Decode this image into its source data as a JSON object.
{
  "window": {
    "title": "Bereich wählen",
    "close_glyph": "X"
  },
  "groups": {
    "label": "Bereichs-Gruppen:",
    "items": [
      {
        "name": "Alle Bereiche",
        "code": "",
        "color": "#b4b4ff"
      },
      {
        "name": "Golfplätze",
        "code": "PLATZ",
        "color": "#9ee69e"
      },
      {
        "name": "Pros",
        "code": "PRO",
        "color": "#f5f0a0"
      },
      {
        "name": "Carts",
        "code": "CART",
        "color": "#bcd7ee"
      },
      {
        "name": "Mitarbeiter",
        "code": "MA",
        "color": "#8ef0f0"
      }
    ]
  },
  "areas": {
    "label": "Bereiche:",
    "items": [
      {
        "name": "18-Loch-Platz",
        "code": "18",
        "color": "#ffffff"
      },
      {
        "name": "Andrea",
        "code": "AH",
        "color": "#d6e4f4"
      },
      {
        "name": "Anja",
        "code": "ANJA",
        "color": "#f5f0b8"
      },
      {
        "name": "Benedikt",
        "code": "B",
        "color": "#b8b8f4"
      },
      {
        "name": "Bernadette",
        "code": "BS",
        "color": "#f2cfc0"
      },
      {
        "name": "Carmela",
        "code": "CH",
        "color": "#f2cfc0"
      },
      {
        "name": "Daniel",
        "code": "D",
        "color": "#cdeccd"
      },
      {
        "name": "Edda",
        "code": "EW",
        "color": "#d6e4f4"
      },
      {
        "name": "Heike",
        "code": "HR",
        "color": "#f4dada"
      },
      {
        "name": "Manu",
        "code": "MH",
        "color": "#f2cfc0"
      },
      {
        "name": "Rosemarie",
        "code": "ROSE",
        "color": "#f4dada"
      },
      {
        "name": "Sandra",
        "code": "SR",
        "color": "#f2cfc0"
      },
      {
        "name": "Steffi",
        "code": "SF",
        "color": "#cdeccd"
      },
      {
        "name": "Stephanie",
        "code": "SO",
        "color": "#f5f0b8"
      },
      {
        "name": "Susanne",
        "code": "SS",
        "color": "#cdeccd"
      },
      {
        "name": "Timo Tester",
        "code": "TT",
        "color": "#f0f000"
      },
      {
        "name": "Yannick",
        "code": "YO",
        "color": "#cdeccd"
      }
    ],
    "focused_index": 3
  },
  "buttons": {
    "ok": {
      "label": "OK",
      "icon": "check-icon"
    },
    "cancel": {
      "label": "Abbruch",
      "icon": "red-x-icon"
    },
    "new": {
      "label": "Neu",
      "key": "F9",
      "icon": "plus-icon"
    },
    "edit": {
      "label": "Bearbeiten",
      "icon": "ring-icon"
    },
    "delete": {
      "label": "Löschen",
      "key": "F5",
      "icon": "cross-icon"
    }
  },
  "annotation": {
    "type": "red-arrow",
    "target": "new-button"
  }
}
● ● ● ●
Output the entries verbatim.

Decode this image into its source data as a JSON object.
{
  "window": {
    "title": "Bereich wählen",
    "close_glyph": "X"
  },
  "groups": {
    "label": "Bereichs-Gruppen:",
    "items": [
      {
        "name": "Alle Bereiche",
        "code": "",
        "color": "#b4b4ff"
      },
      {
        "name": "Golfplätze",
        "code": "PLATZ",
        "color": "#9ee69e"
      },
      {
        "name": "Pros",
        "code": "PRO",
        "color": "#f5f0a0"
      },
      {
        "name": "Carts",
        "code": "CART",
        "color": "#bcd7ee"
      },
      {
        "name": "Mitarbeiter",
        "code": "MA",
        "color": "#8ef0f0"
      }
    ]
  },
  "areas": {
    "label": "Bereiche:",
    "items": [
      {
        "name": "18-Loch-Platz",
        "code": "18",
        "color": "#ffffff"
      },
      {
        "name": "Andrea",
        "code": "AH",
        "color": "#d6e4f4"
      },
      {
        "name": "Anja",
        "code": "ANJA",
        "color": "#f5f0b8"
      },
      {
        "name": "Benedikt",
        "code": "B",
        "color": "#b8b8f4"
      },
      {
        "name": "Bernadette",
        "code": "BS",
        "color": "#f2cfc0"
      },
      {
        "name": "Carmela",
        "code": "CH",
        "color": "#f2cfc0"
      },
      {
        "name": "Daniel",
        "code": "D",
        "color": "#cdeccd"
      },
      {
        "name": "Edda",
        "code": "EW",
        "color": "#d6e4f4"
      },
      {
        "name": "Heike",
        "code": "HR",
        "color": "#f4dada"
      },
      {
        "name": "Manu",
        "code": "MH",
        "color": "#f2cfc0"
      },
      {
        "name": "Rosemarie",
        "code": "ROSE",
        "color": "#f4dada"
      },
      {
        "name": "Sandra",
        "code": "SR",
        "color": "#f2cfc0"
      },
      {
        "name": "Steffi",
        "code": "SF",
        "color": "#cdeccd"
      },
      {
        "name": "Stephanie",
        "code": "SO",
        "color": "#f5f0b8"
      },
      {
        "name": "Susanne",
        "code": "SS",
        "color": "#cdeccd"
      },
      {
        "name": "Timo Tester",
        "code": "TT",
        "color": "#f0f000"
      },
      {
        "name": "Yannick",
        "code": "YO",
        "color": "#cdeccd"
      }
    ],
    "focused_index": 3
  },
  "buttons": {
    "ok": {
      "label": "OK",
      "icon": "check-icon"
    },
    "cancel": {
      "label": "Abbruch",
      "icon": "red-x-icon"
    },
    "new": {
      "label": "Neu",
      "key": "F9",
      "icon": "plus-icon"
    },
    "edit": {
      "label": "Bearbeiten",
      "icon": "ring-icon"
    },
    "delete": {
      "label": "Löschen",
      "key": "F5",
      "icon": "cross-icon"
    }
  },
  "annotation": {
    "type": "red-arrow",
    "target": "new-button"
  }
}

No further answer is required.